# START OF The input

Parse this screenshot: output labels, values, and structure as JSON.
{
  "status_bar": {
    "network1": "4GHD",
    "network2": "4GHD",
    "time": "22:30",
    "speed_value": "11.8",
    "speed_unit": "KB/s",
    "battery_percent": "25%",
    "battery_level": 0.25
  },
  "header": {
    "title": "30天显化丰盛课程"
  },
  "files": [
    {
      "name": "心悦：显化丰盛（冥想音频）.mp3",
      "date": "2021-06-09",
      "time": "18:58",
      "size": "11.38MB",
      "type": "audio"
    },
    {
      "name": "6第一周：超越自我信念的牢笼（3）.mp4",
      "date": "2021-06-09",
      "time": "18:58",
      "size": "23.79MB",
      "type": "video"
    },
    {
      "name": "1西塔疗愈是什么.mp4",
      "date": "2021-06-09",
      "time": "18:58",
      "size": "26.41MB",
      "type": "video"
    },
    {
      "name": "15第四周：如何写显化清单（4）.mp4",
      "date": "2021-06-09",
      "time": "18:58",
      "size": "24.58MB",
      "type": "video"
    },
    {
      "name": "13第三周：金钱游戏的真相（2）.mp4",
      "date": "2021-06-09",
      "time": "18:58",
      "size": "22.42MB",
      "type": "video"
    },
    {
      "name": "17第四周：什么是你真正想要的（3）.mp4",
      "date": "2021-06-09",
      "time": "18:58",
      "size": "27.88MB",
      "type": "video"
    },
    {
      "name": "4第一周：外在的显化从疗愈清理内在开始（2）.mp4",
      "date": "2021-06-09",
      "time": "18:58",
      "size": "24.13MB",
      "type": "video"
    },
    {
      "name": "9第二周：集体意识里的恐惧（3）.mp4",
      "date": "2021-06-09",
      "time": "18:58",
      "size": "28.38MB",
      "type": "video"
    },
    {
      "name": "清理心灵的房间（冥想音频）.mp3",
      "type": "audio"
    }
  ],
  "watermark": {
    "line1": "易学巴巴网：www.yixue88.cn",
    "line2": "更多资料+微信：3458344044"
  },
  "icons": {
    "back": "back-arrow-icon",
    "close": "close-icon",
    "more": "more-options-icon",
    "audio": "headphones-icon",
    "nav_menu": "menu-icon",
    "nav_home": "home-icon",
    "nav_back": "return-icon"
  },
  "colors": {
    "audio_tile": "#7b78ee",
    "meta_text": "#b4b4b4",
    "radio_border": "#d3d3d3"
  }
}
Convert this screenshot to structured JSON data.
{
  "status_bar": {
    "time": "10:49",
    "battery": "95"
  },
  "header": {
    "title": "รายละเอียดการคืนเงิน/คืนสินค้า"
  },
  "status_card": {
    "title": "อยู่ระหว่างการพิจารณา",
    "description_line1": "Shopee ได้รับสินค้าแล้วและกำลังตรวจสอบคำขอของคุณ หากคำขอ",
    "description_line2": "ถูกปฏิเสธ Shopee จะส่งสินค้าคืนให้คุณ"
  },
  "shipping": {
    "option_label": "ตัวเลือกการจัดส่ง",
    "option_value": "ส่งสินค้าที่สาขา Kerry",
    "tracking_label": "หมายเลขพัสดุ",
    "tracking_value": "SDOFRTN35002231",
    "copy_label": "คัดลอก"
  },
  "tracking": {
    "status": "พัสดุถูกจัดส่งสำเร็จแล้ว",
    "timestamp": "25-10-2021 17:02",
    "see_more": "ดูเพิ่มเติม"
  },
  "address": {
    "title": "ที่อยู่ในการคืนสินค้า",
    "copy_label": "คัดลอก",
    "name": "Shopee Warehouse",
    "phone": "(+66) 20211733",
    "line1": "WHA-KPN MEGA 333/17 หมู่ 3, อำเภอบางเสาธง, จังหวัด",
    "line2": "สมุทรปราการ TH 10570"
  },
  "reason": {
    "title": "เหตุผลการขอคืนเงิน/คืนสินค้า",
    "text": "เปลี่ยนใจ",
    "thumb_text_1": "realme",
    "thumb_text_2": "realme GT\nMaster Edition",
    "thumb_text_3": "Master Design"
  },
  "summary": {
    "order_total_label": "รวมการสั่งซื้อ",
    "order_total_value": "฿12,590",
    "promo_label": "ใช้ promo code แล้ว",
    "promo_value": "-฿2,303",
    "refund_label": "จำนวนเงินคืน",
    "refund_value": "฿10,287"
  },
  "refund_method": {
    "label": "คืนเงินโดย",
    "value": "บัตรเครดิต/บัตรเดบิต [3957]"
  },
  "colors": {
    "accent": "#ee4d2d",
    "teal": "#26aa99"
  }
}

# END OF The input

Type out the whole listing above again, exactly as it stands.

> **Solution**:
Parse this screenshot: output labels, values, and structure as JSON.
{
  "status_bar": {
    "network1": "4GHD",
    "network2": "4GHD",
    "time": "22:30",
    "speed_value": "11.8",
    "speed_unit": "KB/s",
    "battery_percent": "25%",
    "battery_level": 0.25
  },
  "header": {
    "title": "30天显化丰盛课程"
  },
  "files": [
    {
      "name": "心悦：显化丰盛（冥想音频）.mp3",
      "date": "2021-06-09",
      "time": "18:58",
      "size": "11.38MB",
      "type": "audio"
    },
    {
      "name": "6第一周：超越自我信念的牢笼（3）.mp4",
      "date": "2021-06-09",
      "time": "18:58",
      "size": "23.79MB",
      "type": "video"
    },
    {
      "name": "1西塔疗愈是什么.mp4",
      "date": "2021-06-09",
      "time": "18:58",
      "size": "26.41MB",
      "type": "video"
    },
    {
      "name": "15第四周：如何写显化清单（4）.mp4",
      "date": "2021-06-09",
      "time": "18:58",
      "size": "24.58MB",
      "type": "video"
    },
    {
      "name": "13第三周：金钱游戏的真相（2）.mp4",
      "date": "2021-06-09",
      "time": "18:58",
      "size": "22.42MB",
      "type": "video"
    },
    {
      "name": "17第四周：什么是你真正想要的（3）.mp4",
      "date": "2021-06-09",
      "time": "18:58",
      "size": "27.88MB",
      "type": "video"
    },
    {
      "name": "4第一周：外在的显化从疗愈清理内在开始（2）.mp4",
      "date": "2021-06-09",
      "time": "18:58",
      "size": "24.13MB",
      "type": "video"
    },
    {
      "name": "9第二周：集体意识里的恐惧（3）.mp4",
      "date": "2021-06-09",
      "time": "18:58",
      "size": "28.38MB",
      "type": "video"
    },
    {
      "name": "清理心灵的房间（冥想音频）.mp3",
      "type": "audio"
    }
  ],
  "watermark": {
    "line1": "易学巴巴网：www.yixue88.cn",
    "line2": "更多资料+微信：3458344044"
  },
  "icons": {
    "back": "back-arrow-icon",
    "close": "close-icon",
    "more": "more-options-icon",
    "audio": "headphones-icon",
    "nav_menu": "menu-icon",
    "nav_home": "home-icon",
    "nav_back": "return-icon"
  },
  "colors": {
    "audio_tile": "#7b78ee",
    "meta_text": "#b4b4b4",
    "radio_border": "#d3d3d3"
  }
}
Convert this screenshot to structured JSON data.
{
  "status_bar": {
    "time": "10:49",
    "battery": "95"
  },
  "header": {
    "title": "รายละเอียดการคืนเงิน/คืนสินค้า"
  },
  "status_card": {
    "title": "อยู่ระหว่างการพิจารณา",
    "description_line1": "Shopee ได้รับสินค้าแล้วและกำลังตรวจสอบคำขอของคุณ หากคำขอ",
    "description_line2": "ถูกปฏิเสธ Shopee จะส่งสินค้าคืนให้คุณ"
  },
  "shipping": {
    "option_label": "ตัวเลือกการจัดส่ง",
    "option_value": "ส่งสินค้าที่สาขา Kerry",
    "tracking_label": "หมายเลขพัสดุ",
    "tracking_value": "SDOFRTN35002231",
    "copy_label": "คัดลอก"
  },
  "tracking": {
    "status": "พัสดุถูกจัดส่งสำเร็จแล้ว",
    "timestamp": "25-10-2021 17:02",
    "see_more": "ดูเพิ่มเติม"
  },
  "address": {
    "title": "ที่อยู่ในการคืนสินค้า",
    "copy_label": "คัดลอก",
    "name": "Shopee Warehouse",
    "phone": "(+66) 20211733",
    "line1": "WHA-KPN MEGA 333/17 หมู่ 3, อำเภอบางเสาธง, จังหวัด",
    "line2": "สมุทรปราการ TH 10570"
  },
  "reason": {
    "title": "เหตุผลการขอคืนเงิน/คืนสินค้า",
    "text": "เปลี่ยนใจ",
    "thumb_text_1": "realme",
    "thumb_text_2": "realme GT\nMaster Edition",
    "thumb_text_3": "Master Design"
  },
  "summary": {
    "order_total_label": "รวมการสั่งซื้อ",
    "order_total_value": "฿12,590",
    "promo_label": "ใช้ promo code แล้ว",
    "promo_value": "-฿2,303",
    "refund_label": "จำนวนเงินคืน",
    "refund_value": "฿10,287"
  },
  "refund_method": {
    "label": "คืนเงินโดย",
    "value": "บัตรเครดิต/บัตรเดบิต [3957]"
  },
  "colors": {
    "accent": "#ee4d2d",
    "teal": "#26aa99"
  }
}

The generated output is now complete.